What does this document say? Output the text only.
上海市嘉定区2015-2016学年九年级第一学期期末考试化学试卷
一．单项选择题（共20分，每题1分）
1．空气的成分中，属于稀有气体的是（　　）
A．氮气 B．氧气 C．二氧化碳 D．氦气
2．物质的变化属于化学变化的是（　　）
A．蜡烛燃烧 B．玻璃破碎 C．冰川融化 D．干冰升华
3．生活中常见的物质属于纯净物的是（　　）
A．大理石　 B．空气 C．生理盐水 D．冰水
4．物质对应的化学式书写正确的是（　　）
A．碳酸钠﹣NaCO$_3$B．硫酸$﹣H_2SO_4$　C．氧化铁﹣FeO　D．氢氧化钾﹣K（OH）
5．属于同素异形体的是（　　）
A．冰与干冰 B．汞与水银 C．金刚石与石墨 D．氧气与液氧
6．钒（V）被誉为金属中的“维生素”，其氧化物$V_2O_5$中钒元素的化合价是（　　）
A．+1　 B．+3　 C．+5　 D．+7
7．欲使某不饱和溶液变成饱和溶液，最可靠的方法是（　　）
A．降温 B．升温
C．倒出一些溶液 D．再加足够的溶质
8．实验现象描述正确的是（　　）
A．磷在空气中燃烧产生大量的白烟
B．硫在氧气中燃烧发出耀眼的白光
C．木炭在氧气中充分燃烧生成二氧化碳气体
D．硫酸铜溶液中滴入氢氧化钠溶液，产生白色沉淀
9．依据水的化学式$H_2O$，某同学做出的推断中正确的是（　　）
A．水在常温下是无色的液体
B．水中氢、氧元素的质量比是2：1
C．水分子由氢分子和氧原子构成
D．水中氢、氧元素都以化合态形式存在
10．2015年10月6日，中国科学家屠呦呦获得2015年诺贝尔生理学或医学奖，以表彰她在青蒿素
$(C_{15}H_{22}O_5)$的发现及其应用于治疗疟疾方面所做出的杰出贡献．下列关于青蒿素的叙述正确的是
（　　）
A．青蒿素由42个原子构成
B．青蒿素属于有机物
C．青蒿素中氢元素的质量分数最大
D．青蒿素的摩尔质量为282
┄┄┄┄┄┄
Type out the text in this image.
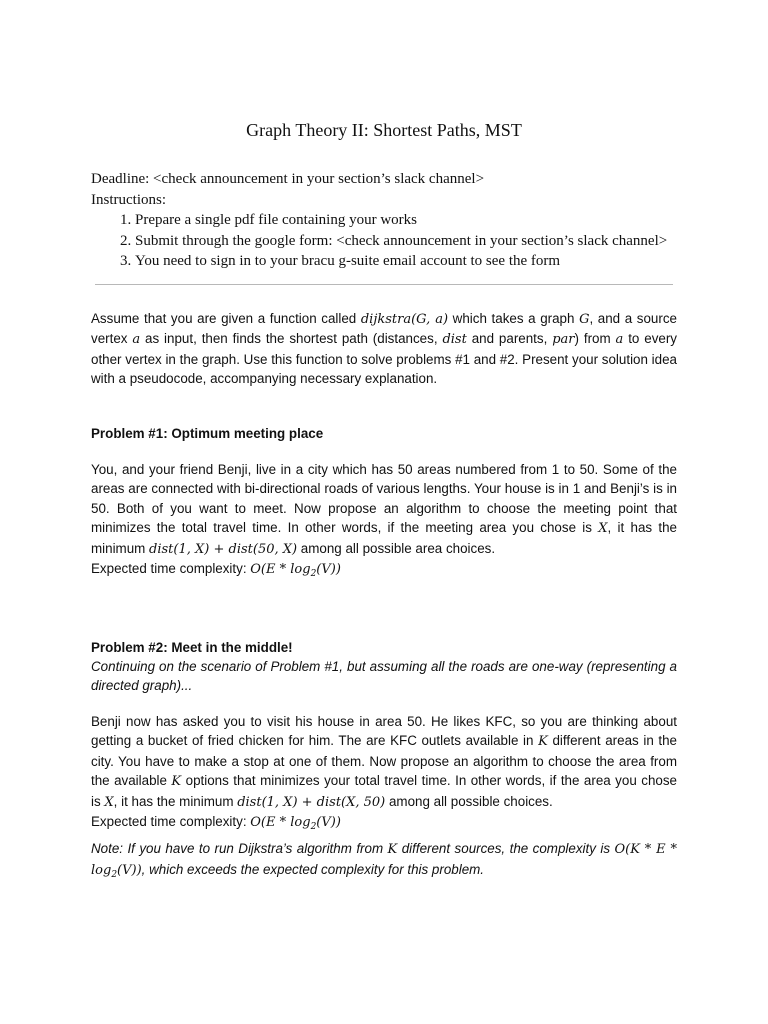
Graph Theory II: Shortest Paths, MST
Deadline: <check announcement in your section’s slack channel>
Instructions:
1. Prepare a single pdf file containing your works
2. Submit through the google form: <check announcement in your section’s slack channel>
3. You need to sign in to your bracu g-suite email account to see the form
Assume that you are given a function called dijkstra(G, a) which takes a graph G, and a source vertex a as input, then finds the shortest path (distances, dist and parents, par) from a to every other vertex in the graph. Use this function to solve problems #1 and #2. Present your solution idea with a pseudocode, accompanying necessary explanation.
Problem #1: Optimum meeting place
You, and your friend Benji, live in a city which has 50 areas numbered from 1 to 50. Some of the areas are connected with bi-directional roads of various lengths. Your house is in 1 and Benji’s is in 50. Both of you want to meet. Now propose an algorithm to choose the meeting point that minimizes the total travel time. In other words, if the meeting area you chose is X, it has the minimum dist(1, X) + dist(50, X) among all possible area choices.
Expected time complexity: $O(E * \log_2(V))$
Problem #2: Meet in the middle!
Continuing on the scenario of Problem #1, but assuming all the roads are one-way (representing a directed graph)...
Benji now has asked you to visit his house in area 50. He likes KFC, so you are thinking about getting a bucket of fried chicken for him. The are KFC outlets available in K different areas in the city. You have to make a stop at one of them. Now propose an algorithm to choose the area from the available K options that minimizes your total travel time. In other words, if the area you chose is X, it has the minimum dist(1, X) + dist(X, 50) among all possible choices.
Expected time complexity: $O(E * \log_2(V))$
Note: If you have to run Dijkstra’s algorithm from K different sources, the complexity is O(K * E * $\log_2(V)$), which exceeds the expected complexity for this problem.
┄┄┄┄┄┄
JOB:
Collect the lines of the data that carry the word "this".

CORRECT OUTPUT:
What does this document say? Output the text only.
Type out the text in this image.
Assume that you are given a function called dijkstra(G, a) which takes a graph G, and a source vertex a as input, then finds the shortest path (distances, dist and parents, par) from a to every other vertex in the graph. Use this function to solve problems #1 and #2. Present your solution idea with a pseudocode, accompanying necessary explanation.
Note: If you have to run Dijkstra’s algorithm from K different sources, the complexity is O(K * E * $\log_2(V)$), which exceeds the expected complexity for this problem.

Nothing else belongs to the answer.